**Stated goal**
Check each line of the material below, and copy it if it holds the string "todo".

**Data for processing**
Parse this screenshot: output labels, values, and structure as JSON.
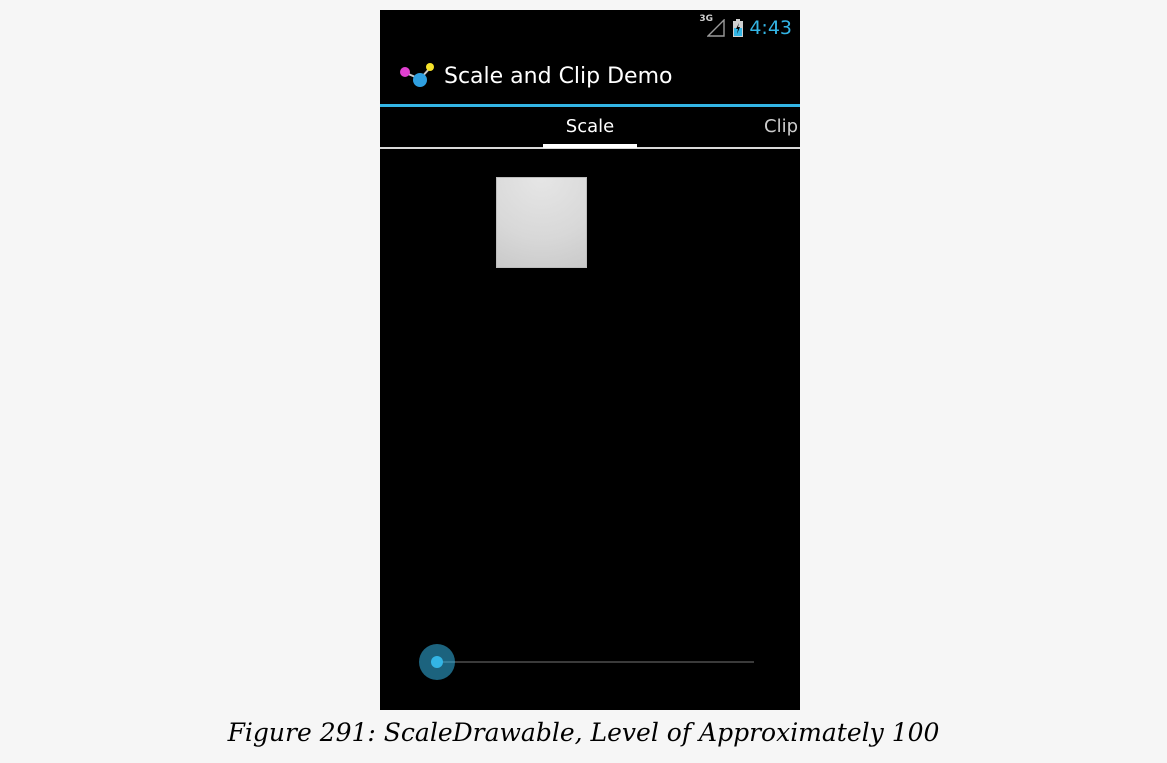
{
  "status_bar": {
    "network": "3G",
    "time": "4:43",
    "accent_color": "#33b5e5"
  },
  "action_bar": {
    "title": "Scale and Clip Demo",
    "icon": "app-molecule-icon"
  },
  "tabs": [
    {
      "label": "Scale",
      "selected": true
    },
    {
      "label": "Clip",
      "selected": false
    }
  ],
  "seekbar": {
    "progress_fraction": 0.01
  },
  "caption": "Figure 291: ScaleDrawable, Level of Approximately 100"
}
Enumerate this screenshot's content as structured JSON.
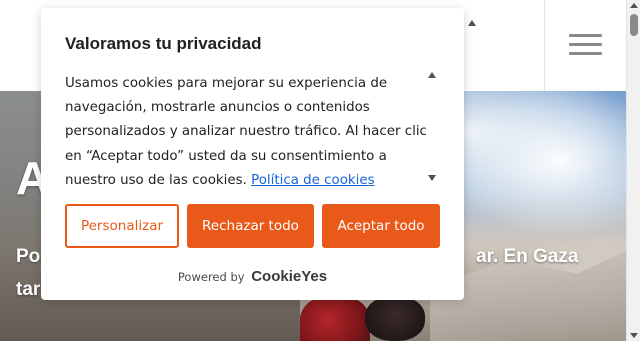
{
  "colors": {
    "accent": "#e8591a",
    "link": "#1863dc",
    "text": "#212121"
  },
  "header": {
    "menu_icon": "hamburger-menu-icon"
  },
  "hero": {
    "title_fragment": "A",
    "line1_left": "Po",
    "line1_right": "ar. En Gaza",
    "line2_left": "tar"
  },
  "consent": {
    "title": "Valoramos tu privacidad",
    "body_text": "Usamos cookies para mejorar su experiencia de navegación, mostrarle anuncios o contenidos personalizados y analizar nuestro tráfico. Al hacer clic en “Aceptar todo” usted da su consentimiento a nuestro uso de las cookies.",
    "policy_link": "Política de cookies",
    "buttons": {
      "customize": "Personalizar",
      "reject": "Rechazar todo",
      "accept": "Aceptar todo"
    },
    "powered_by": "Powered by",
    "brand": "CookieYes"
  }
}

**Task answer**
    "body_text": "Usamos cookies para mejorar su experiencia de navegación, mostrarle anuncios o contenidos personalizados y analizar nuestro tráfico. Al hacer clic en “Aceptar todo” usted da su consentimiento a nuestro uso de las cookies.",
      "reject": "Rechazar todo",
      "accept": "Aceptar todo"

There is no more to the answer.